### Written task
Look for the string "EGFP" in every line, and copy each line that has it.

Source data:
****************

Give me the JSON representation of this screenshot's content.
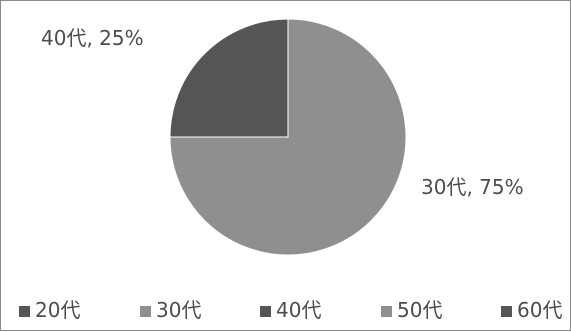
{
  "chart_data": {
    "type": "pie",
    "title": "",
    "categories": [
      "20代",
      "30代",
      "40代",
      "50代",
      "60代"
    ],
    "values": [
      0,
      75,
      25,
      0,
      0
    ],
    "colors": [
      "#555555",
      "#8f8f8f",
      "#555555",
      "#8f8f8f",
      "#555555"
    ],
    "data_labels": [
      "",
      "30代, 75%",
      "40代, 25%",
      "",
      ""
    ],
    "legend": {
      "placement": "bottom",
      "entries": [
        "20代",
        "30代",
        "40代",
        "50代",
        "60代"
      ]
    }
  }
}
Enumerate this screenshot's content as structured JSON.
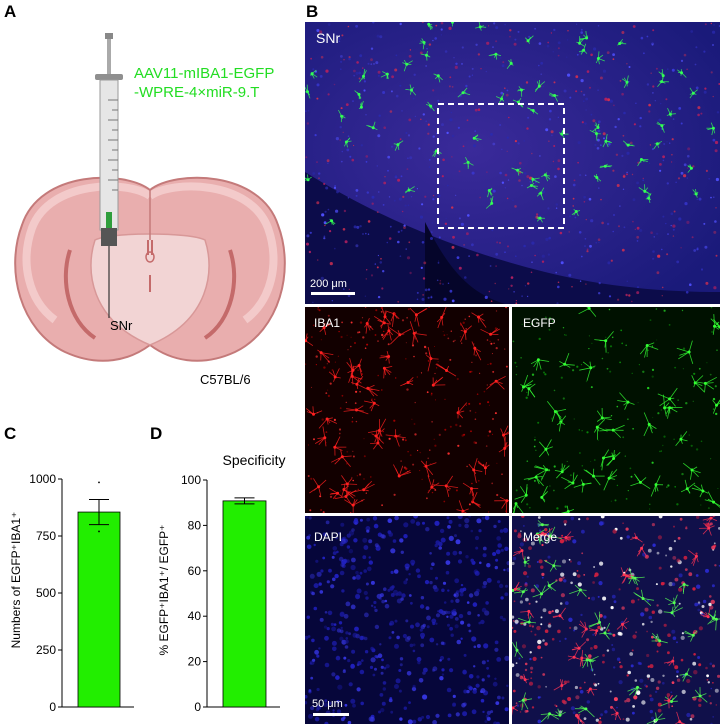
{
  "panels": {
    "a": "A",
    "b": "B",
    "c": "C",
    "d": "D"
  },
  "panel_a": {
    "vector_line1": "AAV11-mIBA1-EGFP",
    "vector_line2": "-WPRE-4×miR-9.T",
    "target_label": "SNr",
    "strain_label": "C57BL/6",
    "vector_color": "#22dd22"
  },
  "panel_b": {
    "region_label": "SNr",
    "scale_top": "200 μm",
    "iba1_label": "IBA1",
    "egfp_label": "EGFP",
    "dapi_label": "DAPI",
    "merge_label": "Merge",
    "scale_bottom": "50 μm"
  },
  "chart_data": [
    {
      "type": "bar",
      "panel": "C",
      "title": "",
      "ylabel": "Numbers of EGFP⁺IBA1⁺",
      "yticks": [
        "0",
        "250",
        "500",
        "750",
        "1000"
      ],
      "ylim": [
        0,
        1000
      ],
      "values": [
        855
      ],
      "error": [
        55
      ],
      "points": [
        985,
        770
      ],
      "color": "#22ee00"
    },
    {
      "type": "bar",
      "panel": "D",
      "title": "Specificity",
      "ylabel": "% EGFP⁺IBA1⁺/ EGFP⁺",
      "yticks": [
        "0",
        "20",
        "40",
        "60",
        "80",
        "100"
      ],
      "ylim": [
        0,
        100
      ],
      "values": [
        90.8
      ],
      "error": [
        1.3
      ],
      "color": "#22ee00"
    }
  ]
}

****************

### Response to the exercise
    "vector_line1": "AAV11-mIBA1-EGFP",
    "egfp_label": "EGFP",
      "ylabel": "Numbers of EGFP⁺IBA1⁺",
      "ylabel": "% EGFP⁺IBA1⁺/ EGFP⁺",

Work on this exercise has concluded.